▸ DIRECTIVE:
Transcribe the records below exactly.

▸ RECORDS PROVIDED:
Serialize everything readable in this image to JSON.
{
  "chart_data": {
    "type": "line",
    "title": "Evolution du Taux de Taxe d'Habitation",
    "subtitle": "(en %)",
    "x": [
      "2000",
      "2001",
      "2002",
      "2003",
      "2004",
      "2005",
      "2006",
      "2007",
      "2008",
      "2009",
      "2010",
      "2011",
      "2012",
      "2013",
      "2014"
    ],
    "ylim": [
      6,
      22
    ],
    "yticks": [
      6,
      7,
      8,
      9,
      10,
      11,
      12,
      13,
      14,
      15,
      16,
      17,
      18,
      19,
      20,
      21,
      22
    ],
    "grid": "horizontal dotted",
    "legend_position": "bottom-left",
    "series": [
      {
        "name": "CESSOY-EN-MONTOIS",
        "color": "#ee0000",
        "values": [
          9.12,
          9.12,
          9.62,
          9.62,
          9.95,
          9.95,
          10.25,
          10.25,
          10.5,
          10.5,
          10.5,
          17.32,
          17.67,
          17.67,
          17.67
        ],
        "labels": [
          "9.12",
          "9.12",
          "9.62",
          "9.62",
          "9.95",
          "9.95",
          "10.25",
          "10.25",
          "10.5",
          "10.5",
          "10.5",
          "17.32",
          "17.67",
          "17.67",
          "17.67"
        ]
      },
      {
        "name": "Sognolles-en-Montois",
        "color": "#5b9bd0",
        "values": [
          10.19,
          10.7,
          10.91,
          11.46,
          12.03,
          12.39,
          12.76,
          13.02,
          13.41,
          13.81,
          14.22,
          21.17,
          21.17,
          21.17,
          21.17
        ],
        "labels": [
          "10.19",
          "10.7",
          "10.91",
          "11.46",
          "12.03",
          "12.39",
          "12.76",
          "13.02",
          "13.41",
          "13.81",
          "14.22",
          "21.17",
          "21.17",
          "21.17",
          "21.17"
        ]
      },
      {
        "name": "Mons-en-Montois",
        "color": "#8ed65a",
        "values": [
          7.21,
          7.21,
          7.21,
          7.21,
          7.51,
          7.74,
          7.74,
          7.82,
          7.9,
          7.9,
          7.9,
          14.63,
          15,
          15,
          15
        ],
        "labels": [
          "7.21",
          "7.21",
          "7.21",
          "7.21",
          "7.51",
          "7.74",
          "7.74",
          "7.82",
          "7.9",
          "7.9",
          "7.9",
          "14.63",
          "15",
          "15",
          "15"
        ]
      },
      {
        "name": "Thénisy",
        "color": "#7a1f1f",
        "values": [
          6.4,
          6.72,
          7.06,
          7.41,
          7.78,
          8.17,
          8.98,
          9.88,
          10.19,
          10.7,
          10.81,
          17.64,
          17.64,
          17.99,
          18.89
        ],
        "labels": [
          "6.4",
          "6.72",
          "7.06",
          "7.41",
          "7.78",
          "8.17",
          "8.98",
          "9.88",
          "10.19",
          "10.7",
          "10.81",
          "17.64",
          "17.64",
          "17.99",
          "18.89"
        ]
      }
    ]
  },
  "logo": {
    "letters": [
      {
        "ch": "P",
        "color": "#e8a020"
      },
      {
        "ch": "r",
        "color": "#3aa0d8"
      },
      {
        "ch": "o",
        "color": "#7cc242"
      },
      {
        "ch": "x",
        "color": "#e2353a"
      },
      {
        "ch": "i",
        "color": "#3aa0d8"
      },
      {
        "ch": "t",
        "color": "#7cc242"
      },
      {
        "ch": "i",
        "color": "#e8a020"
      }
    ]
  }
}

▸ EXERCISE RESPONSE:
Serialize everything readable in this image to JSON.
{
  "chart_data": {
    "type": "line",
    "title": "Evolution du Taux de Taxe d'Habitation",
    "subtitle": "(en %)",
    "x": [
      "2000",
      "2001",
      "2002",
      "2003",
      "2004",
      "2005",
      "2006",
      "2007",
      "2008",
      "2009",
      "2010",
      "2011",
      "2012",
      "2013",
      "2014"
    ],
    "ylim": [
      6,
      22
    ],
    "yticks": [
      6,
      7,
      8,
      9,
      10,
      11,
      12,
      13,
      14,
      15,
      16,
      17,
      18,
      19,
      20,
      21,
      22
    ],
    "grid": "horizontal dotted",
    "legend_position": "bottom-left",
    "series": [
      {
        "name": "CESSOY-EN-MONTOIS",
        "color": "#ee0000",
        "values": [
          9.12,
          9.12,
          9.62,
          9.62,
          9.95,
          9.95,
          10.25,
          10.25,
          10.5,
          10.5,
          10.5,
          17.32,
          17.67,
          17.67,
          17.67
        ],
        "labels": [
          "9.12",
          "9.12",
          "9.62",
          "9.62",
          "9.95",
          "9.95",
          "10.25",
          "10.25",
          "10.5",
          "10.5",
          "10.5",
          "17.32",
          "17.67",
          "17.67",
          "17.67"
        ]
      },
      {
        "name": "Sognolles-en-Montois",
        "color": "#5b9bd0",
        "values": [
          10.19,
          10.7,
          10.91,
          11.46,
          12.03,
          12.39,
          12.76,
          13.02,
          13.41,
          13.81,
          14.22,
          21.17,
          21.17,
          21.17,
          21.17
        ],
        "labels": [
          "10.19",
          "10.7",
          "10.91",
          "11.46",
          "12.03",
          "12.39",
          "12.76",
          "13.02",
          "13.41",
          "13.81",
          "14.22",
          "21.17",
          "21.17",
          "21.17",
          "21.17"
        ]
      },
      {
        "name": "Mons-en-Montois",
        "color": "#8ed65a",
        "values": [
          7.21,
          7.21,
          7.21,
          7.21,
          7.51,
          7.74,
          7.74,
          7.82,
          7.9,
          7.9,
          7.9,
          14.63,
          15,
          15,
          15
        ],
        "labels": [
          "7.21",
          "7.21",
          "7.21",
          "7.21",
          "7.51",
          "7.74",
          "7.74",
          "7.82",
          "7.9",
          "7.9",
          "7.9",
          "14.63",
          "15",
          "15",
          "15"
        ]
      },
      {
        "name": "Thénisy",
        "color": "#7a1f1f",
        "values": [
          6.4,
          6.72,
          7.06,
          7.41,
          7.78,
          8.17,
          8.98,
          9.88,
          10.19,
          10.7,
          10.81,
          17.64,
          17.64,
          17.99,
          18.89
        ],
        "labels": [
          "6.4",
          "6.72",
          "7.06",
          "7.41",
          "7.78",
          "8.17",
          "8.98",
          "9.88",
          "10.19",
          "10.7",
          "10.81",
          "17.64",
          "17.64",
          "17.99",
          "18.89"
        ]
      }
    ]
  },
  "logo": {
    "letters": [
      {
        "ch": "P",
        "color": "#e8a020"
      },
      {
        "ch": "r",
        "color": "#3aa0d8"
      },
      {
        "ch": "o",
        "color": "#7cc242"
      },
      {
        "ch": "x",
        "color": "#e2353a"
      },
      {
        "ch": "i",
        "color": "#3aa0d8"
      },
      {
        "ch": "t",
        "color": "#7cc242"
      },
      {
        "ch": "i",
        "color": "#e8a020"
      }
    ]
  }
}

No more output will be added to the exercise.